— begin —
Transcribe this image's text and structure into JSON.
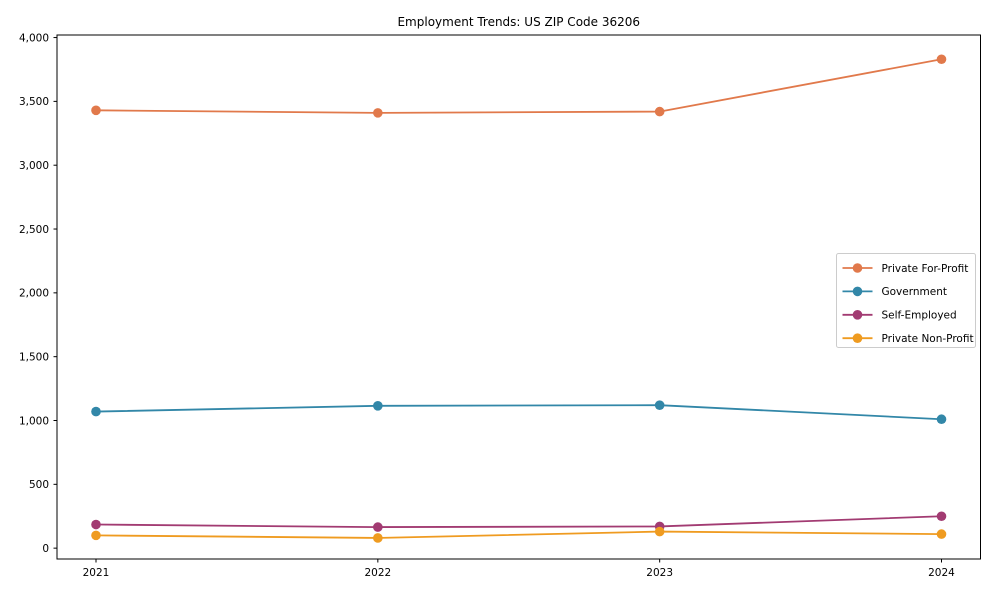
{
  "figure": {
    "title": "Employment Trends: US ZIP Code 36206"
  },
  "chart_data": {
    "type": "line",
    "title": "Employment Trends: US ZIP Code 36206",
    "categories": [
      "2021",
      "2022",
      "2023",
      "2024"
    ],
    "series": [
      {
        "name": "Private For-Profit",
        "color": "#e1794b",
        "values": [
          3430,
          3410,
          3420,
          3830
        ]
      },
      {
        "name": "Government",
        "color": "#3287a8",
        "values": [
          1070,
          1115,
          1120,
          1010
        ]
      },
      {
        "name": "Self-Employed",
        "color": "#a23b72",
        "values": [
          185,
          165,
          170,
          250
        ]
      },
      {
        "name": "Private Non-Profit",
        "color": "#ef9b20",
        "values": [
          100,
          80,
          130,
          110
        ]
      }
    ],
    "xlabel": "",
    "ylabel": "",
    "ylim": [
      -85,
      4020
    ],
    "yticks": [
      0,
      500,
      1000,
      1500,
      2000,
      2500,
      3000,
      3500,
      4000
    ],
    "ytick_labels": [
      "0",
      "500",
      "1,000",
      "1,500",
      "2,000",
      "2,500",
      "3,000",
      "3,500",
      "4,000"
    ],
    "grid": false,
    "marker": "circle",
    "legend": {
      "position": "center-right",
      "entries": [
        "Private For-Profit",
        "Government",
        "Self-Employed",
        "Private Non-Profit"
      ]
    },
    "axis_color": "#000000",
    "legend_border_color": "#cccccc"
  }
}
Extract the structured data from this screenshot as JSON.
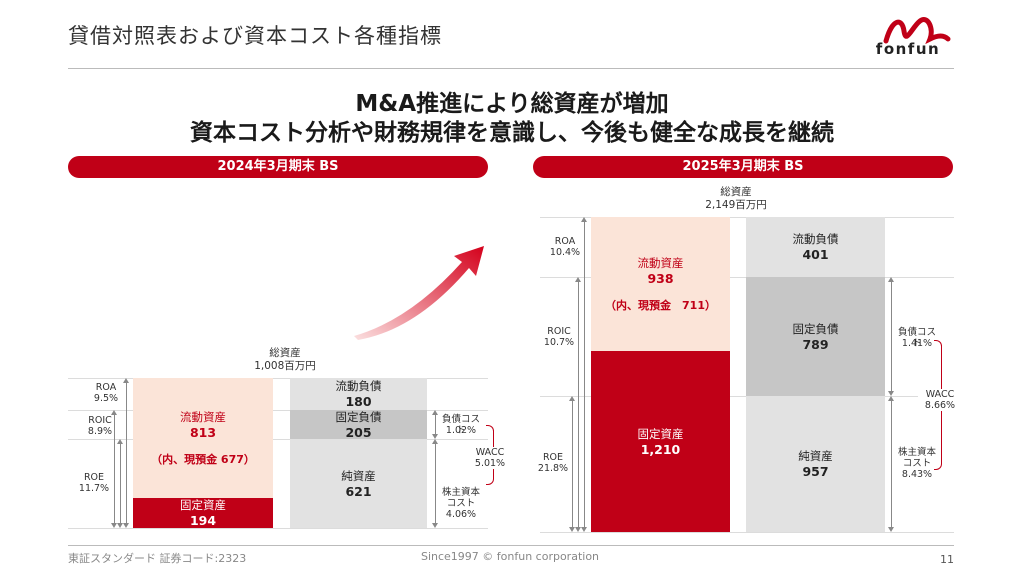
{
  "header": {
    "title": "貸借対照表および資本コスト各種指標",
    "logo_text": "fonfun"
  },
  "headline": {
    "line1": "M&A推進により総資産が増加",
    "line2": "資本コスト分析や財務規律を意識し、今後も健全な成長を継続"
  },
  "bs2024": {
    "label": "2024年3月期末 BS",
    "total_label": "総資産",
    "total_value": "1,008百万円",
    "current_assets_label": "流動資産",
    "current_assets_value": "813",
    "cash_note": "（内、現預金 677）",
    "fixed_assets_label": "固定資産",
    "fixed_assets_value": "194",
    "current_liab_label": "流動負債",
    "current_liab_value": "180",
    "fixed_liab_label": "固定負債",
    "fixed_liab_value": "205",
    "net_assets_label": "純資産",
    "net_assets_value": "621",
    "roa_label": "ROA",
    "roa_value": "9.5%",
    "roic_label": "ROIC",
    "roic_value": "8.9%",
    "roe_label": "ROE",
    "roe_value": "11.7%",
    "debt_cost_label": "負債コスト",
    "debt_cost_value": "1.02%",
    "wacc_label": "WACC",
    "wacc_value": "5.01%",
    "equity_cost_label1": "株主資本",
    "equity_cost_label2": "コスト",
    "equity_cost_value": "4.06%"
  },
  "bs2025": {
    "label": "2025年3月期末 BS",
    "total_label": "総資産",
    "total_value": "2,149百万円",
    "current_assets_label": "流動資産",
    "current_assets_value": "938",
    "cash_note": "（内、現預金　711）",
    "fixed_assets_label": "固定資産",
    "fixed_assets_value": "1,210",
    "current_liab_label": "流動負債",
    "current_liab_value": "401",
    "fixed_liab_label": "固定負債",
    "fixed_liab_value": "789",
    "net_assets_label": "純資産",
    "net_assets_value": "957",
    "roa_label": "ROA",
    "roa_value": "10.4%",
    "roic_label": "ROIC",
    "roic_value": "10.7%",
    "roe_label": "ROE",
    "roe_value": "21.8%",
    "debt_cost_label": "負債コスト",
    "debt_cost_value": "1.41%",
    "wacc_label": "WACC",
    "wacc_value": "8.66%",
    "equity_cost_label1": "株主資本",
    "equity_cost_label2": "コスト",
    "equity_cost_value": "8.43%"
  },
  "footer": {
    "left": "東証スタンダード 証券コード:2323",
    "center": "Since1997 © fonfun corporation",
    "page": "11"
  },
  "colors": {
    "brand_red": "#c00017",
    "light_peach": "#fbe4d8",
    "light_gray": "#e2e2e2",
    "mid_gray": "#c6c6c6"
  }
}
— end —
Reproduce all of the material exactly, apart from the pictures.

Transcribe this image's text and structure into JSON.
{
  "figure": {
    "title": "Employment Trends: US ZIP Code 36206"
  },
  "chart_data": {
    "type": "line",
    "title": "Employment Trends: US ZIP Code 36206",
    "categories": [
      "2021",
      "2022",
      "2023",
      "2024"
    ],
    "series": [
      {
        "name": "Private For-Profit",
        "color": "#e1794b",
        "values": [
          3430,
          3410,
          3420,
          3830
        ]
      },
      {
        "name": "Government",
        "color": "#3287a8",
        "values": [
          1070,
          1115,
          1120,
          1010
        ]
      },
      {
        "name": "Self-Employed",
        "color": "#a23b72",
        "values": [
          185,
          165,
          170,
          250
        ]
      },
      {
        "name": "Private Non-Profit",
        "color": "#ef9b20",
        "values": [
          100,
          80,
          130,
          110
        ]
      }
    ],
    "xlabel": "",
    "ylabel": "",
    "ylim": [
      -85,
      4020
    ],
    "yticks": [
      0,
      500,
      1000,
      1500,
      2000,
      2500,
      3000,
      3500,
      4000
    ],
    "ytick_labels": [
      "0",
      "500",
      "1,000",
      "1,500",
      "2,000",
      "2,500",
      "3,000",
      "3,500",
      "4,000"
    ],
    "grid": false,
    "marker": "circle",
    "legend": {
      "position": "center-right",
      "entries": [
        "Private For-Profit",
        "Government",
        "Self-Employed",
        "Private Non-Profit"
      ]
    },
    "axis_color": "#000000",
    "legend_border_color": "#cccccc"
  }
}
Extract the structured data from this screenshot as JSON.
{
  "header": {
    "title": "貸借対照表および資本コスト各種指標",
    "logo_text": "fonfun"
  },
  "headline": {
    "line1": "M&A推進により総資産が増加",
    "line2": "資本コスト分析や財務規律を意識し、今後も健全な成長を継続"
  },
  "bs2024": {
    "label": "2024年3月期末 BS",
    "total_label": "総資産",
    "total_value": "1,008百万円",
    "current_assets_label": "流動資産",
    "current_assets_value": "813",
    "cash_note": "（内、現預金 677）",
    "fixed_assets_label": "固定資産",
    "fixed_assets_value": "194",
    "current_liab_label": "流動負債",
    "current_liab_value": "180",
    "fixed_liab_label": "固定負債",
    "fixed_liab_value": "205",
    "net_assets_label": "純資産",
    "net_assets_value": "621",
    "roa_label": "ROA",
    "roa_value": "9.5%",
    "roic_label": "ROIC",
    "roic_value": "8.9%",
    "roe_label": "ROE",
    "roe_value": "11.7%",
    "debt_cost_label": "負債コスト",
    "debt_cost_value": "1.02%",
    "wacc_label": "WACC",
    "wacc_value": "5.01%",
    "equity_cost_label1": "株主資本",
    "equity_cost_label2": "コスト",
    "equity_cost_value": "4.06%"
  },
  "bs2025": {
    "label": "2025年3月期末 BS",
    "total_label": "総資産",
    "total_value": "2,149百万円",
    "current_assets_label": "流動資産",
    "current_assets_value": "938",
    "cash_note": "（内、現預金　711）",
    "fixed_assets_label": "固定資産",
    "fixed_assets_value": "1,210",
    "current_liab_label": "流動負債",
    "current_liab_value": "401",
    "fixed_liab_label": "固定負債",
    "fixed_liab_value": "789",
    "net_assets_label": "純資産",
    "net_assets_value": "957",
    "roa_label": "ROA",
    "roa_value": "10.4%",
    "roic_label": "ROIC",
    "roic_value": "10.7%",
    "roe_label": "ROE",
    "roe_value": "21.8%",
    "debt_cost_label": "負債コスト",
    "debt_cost_value": "1.41%",
    "wacc_label": "WACC",
    "wacc_value": "8.66%",
    "equity_cost_label1": "株主資本",
    "equity_cost_label2": "コスト",
    "equity_cost_value": "8.43%"
  },
  "footer": {
    "left": "東証スタンダード 証券コード:2323",
    "center": "Since1997 © fonfun corporation",
    "page": "11"
  },
  "colors": {
    "brand_red": "#c00017",
    "light_peach": "#fbe4d8",
    "light_gray": "#e2e2e2",
    "mid_gray": "#c6c6c6"
  }
}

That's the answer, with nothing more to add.